▶ [WORK REQUIRED]: Copy out each line that has "Ελάχιστης" in it.

------ DATA SUPPLIED

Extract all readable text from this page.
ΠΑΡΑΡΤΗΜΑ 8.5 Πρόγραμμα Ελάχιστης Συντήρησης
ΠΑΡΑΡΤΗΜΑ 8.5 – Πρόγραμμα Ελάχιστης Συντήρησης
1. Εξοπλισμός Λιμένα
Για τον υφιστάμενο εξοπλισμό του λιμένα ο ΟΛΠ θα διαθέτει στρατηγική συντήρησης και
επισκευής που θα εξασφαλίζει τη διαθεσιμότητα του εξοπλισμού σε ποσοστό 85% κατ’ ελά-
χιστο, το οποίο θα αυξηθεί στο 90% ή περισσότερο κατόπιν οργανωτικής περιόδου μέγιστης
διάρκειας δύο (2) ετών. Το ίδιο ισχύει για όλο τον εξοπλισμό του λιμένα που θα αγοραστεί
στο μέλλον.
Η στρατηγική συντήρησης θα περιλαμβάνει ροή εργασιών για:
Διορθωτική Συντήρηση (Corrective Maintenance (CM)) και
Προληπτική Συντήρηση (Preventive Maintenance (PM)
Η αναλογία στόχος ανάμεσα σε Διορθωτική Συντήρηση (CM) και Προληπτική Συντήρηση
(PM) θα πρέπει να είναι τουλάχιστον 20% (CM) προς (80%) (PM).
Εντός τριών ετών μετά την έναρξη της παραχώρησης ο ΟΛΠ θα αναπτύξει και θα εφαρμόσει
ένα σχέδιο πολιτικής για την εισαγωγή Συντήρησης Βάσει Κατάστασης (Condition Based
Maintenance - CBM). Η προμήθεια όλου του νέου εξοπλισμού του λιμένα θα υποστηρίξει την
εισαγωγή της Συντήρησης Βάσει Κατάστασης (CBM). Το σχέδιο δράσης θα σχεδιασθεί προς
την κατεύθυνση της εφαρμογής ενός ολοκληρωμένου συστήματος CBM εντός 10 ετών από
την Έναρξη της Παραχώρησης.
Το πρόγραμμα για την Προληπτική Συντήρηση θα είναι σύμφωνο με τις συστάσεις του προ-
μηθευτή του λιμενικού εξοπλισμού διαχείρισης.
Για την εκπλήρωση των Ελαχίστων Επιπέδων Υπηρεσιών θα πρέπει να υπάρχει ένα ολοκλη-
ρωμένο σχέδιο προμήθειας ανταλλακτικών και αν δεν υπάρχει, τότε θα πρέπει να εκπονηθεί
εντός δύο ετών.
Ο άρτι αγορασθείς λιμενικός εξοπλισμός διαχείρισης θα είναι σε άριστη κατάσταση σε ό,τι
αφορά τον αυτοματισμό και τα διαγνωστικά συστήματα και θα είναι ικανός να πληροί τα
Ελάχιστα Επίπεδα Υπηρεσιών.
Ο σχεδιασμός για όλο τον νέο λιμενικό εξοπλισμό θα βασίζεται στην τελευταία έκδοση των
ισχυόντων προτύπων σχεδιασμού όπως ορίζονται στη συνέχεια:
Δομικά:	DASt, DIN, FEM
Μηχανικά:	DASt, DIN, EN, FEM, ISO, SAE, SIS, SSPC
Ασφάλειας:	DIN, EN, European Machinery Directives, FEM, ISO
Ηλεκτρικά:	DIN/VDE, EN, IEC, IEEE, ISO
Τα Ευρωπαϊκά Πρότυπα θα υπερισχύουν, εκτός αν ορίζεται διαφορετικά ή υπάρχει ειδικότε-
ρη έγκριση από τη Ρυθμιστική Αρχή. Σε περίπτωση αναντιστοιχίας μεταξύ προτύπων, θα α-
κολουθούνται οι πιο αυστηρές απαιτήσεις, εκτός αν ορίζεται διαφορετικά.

------------

▶ [RESULT FOR THIS TASK]:
ΠΑΡΑΡΤΗΜΑ 8.5 Πρόγραμμα Ελάχιστης Συντήρησης
ΠΑΡΑΡΤΗΜΑ 8.5 – Πρόγραμμα Ελάχιστης Συντήρησης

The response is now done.